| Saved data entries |
** start **

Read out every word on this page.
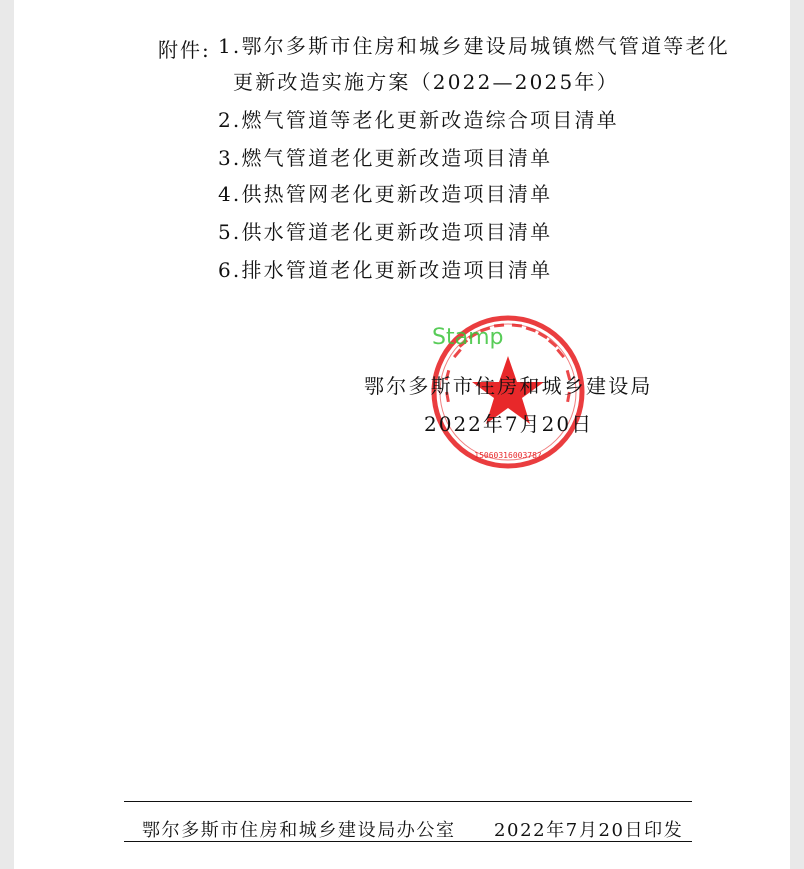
附件: 1.鄂尔多斯市住房和城乡建设局城镇燃气管道等老化
更新改造实施方案（2022—2025年）
2.燃气管道等老化更新改造综合项目清单
3.燃气管道老化更新改造项目清单
4.供热管网老化更新改造项目清单
5.供水管道老化更新改造项目清单
6.排水管道老化更新改造项目清单
1506031600378?
Stamp
鄂尔多斯市住房和城乡建设局
2022年7月20日
鄂尔多斯市住房和城乡建设局办公室 2022年7月20日印发
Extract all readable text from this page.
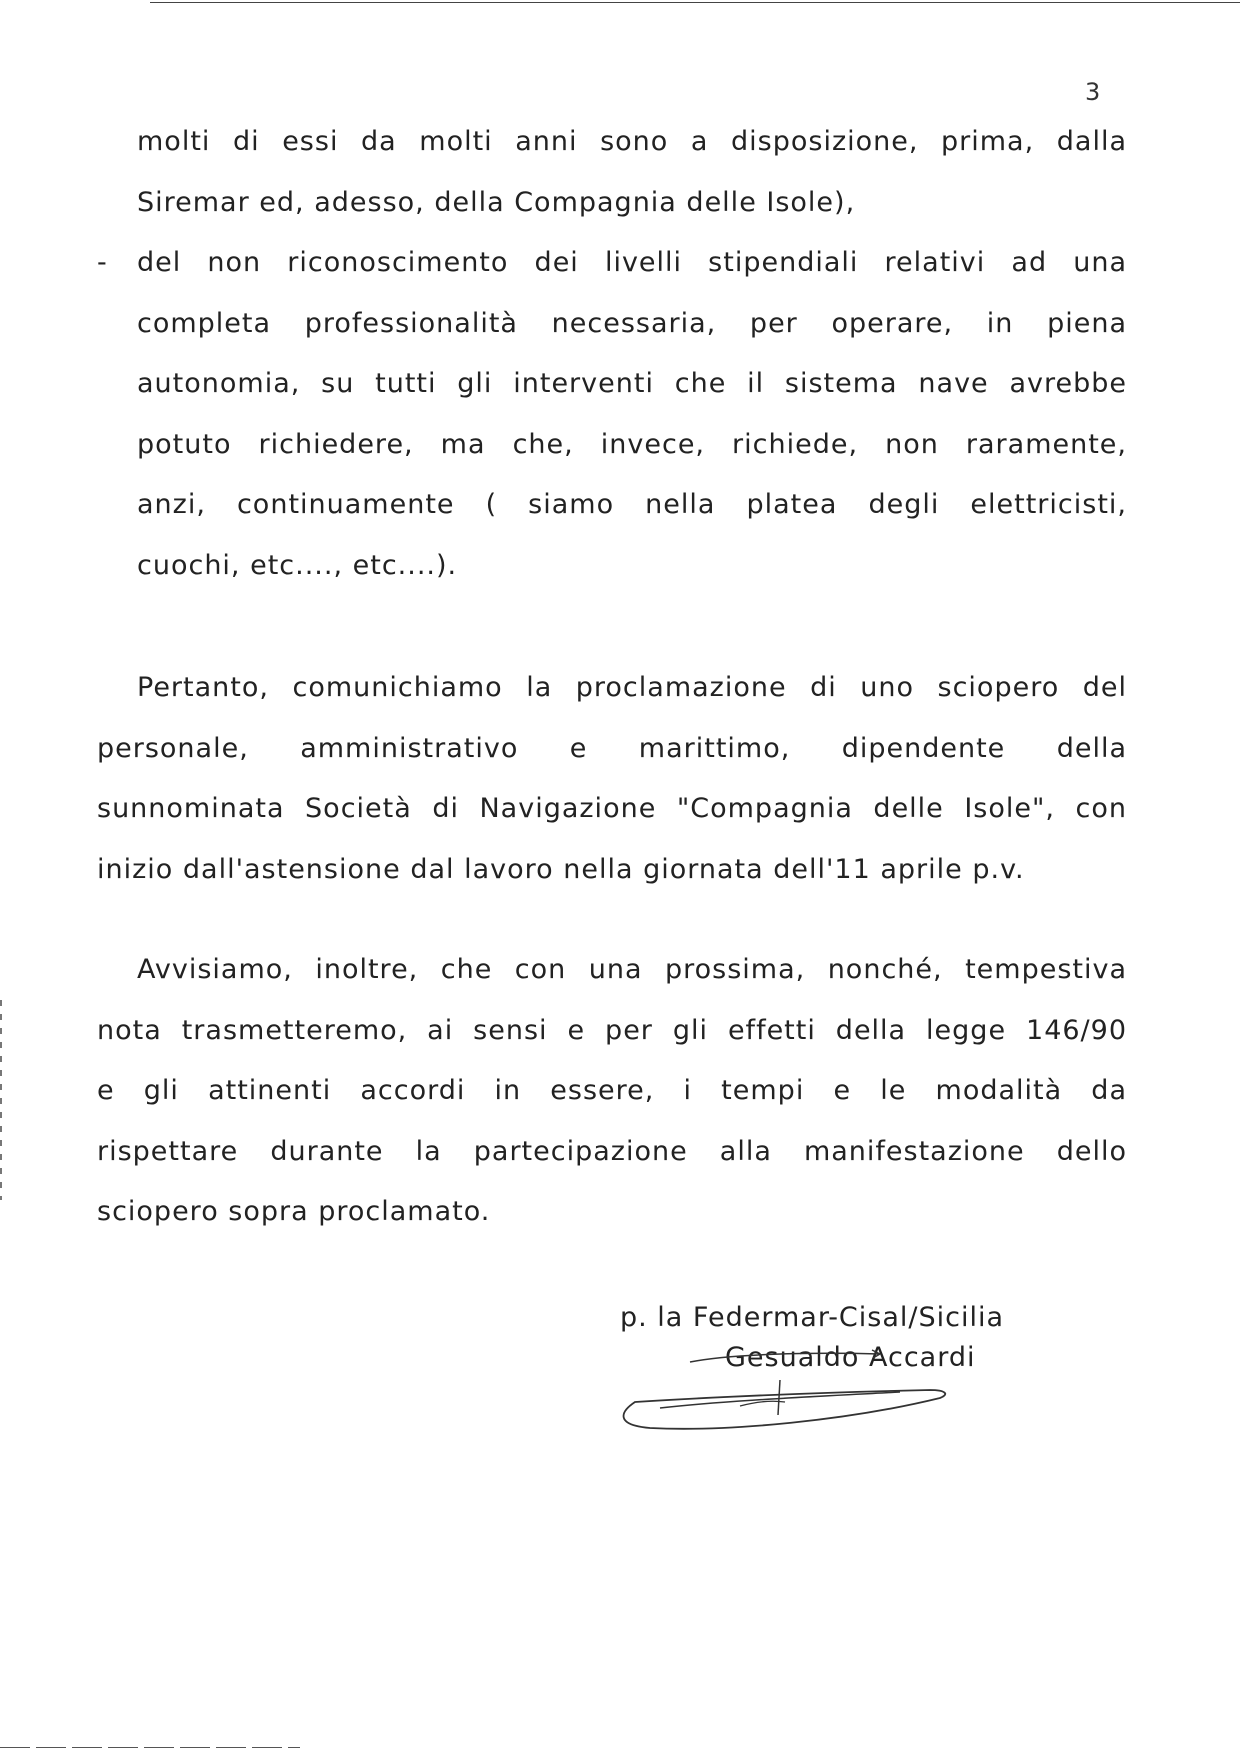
3
molti di essi da molti anni sono a disposizione, prima, dalla
Siremar ed, adesso, della Compagnia delle Isole),
-	del non riconoscimento dei livelli stipendiali relativi ad una
completa professionalità necessaria, per operare, in piena
autonomia, su tutti gli interventi che il sistema nave avrebbe
potuto richiedere, ma che, invece, richiede, non raramente,
anzi, continuamente ( siamo nella platea degli elettricisti,
cuochi, etc...., etc....).
Pertanto, comunichiamo la proclamazione di uno sciopero del
personale, amministrativo e marittimo, dipendente della
sunnominata Società di Navigazione "Compagnia delle Isole", con
inizio dall'astensione dal lavoro nella giornata dell'11 aprile p.v.
Avvisiamo, inoltre, che con una prossima, nonché, tempestiva
nota trasmetteremo, ai sensi e per gli effetti della legge 146/90
e gli attinenti accordi in essere, i tempi e le modalità da
rispettare durante la partecipazione alla manifestazione dello
sciopero sopra proclamato.
p. la Federmar-Cisal/Sicilia
Gesualdo Accardi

** end **

| SET EXERCISE |
Pictures in the data above should not be copied; transcribe everything else exactly.

| RESULT OF THIS TASK |
Read out every word on this page.
附件: 1.鄂尔多斯市住房和城乡建设局城镇燃气管道等老化
更新改造实施方案（2022—2025年）
2.燃气管道等老化更新改造综合项目清单
3.燃气管道老化更新改造项目清单
4.供热管网老化更新改造项目清单
5.供水管道老化更新改造项目清单
6.排水管道老化更新改造项目清单
1506031600378?
Stamp
鄂尔多斯市住房和城乡建设局
2022年7月20日
鄂尔多斯市住房和城乡建设局办公室 2022年7月20日印发
Extract all readable text from this page.
3
molti di essi da molti anni sono a disposizione, prima, dalla
Siremar ed, adesso, della Compagnia delle Isole),
-	del non riconoscimento dei livelli stipendiali relativi ad una
completa professionalità necessaria, per operare, in piena
autonomia, su tutti gli interventi che il sistema nave avrebbe
potuto richiedere, ma che, invece, richiede, non raramente,
anzi, continuamente ( siamo nella platea degli elettricisti,
cuochi, etc...., etc....).
Pertanto, comunichiamo la proclamazione di uno sciopero del
personale, amministrativo e marittimo, dipendente della
sunnominata Società di Navigazione "Compagnia delle Isole", con
inizio dall'astensione dal lavoro nella giornata dell'11 aprile p.v.
Avvisiamo, inoltre, che con una prossima, nonché, tempestiva
nota trasmetteremo, ai sensi e per gli effetti della legge 146/90
e gli attinenti accordi in essere, i tempi e le modalità da
rispettare durante la partecipazione alla manifestazione dello
sciopero sopra proclamato.
p. la Federmar-Cisal/Sicilia
Gesualdo Accardi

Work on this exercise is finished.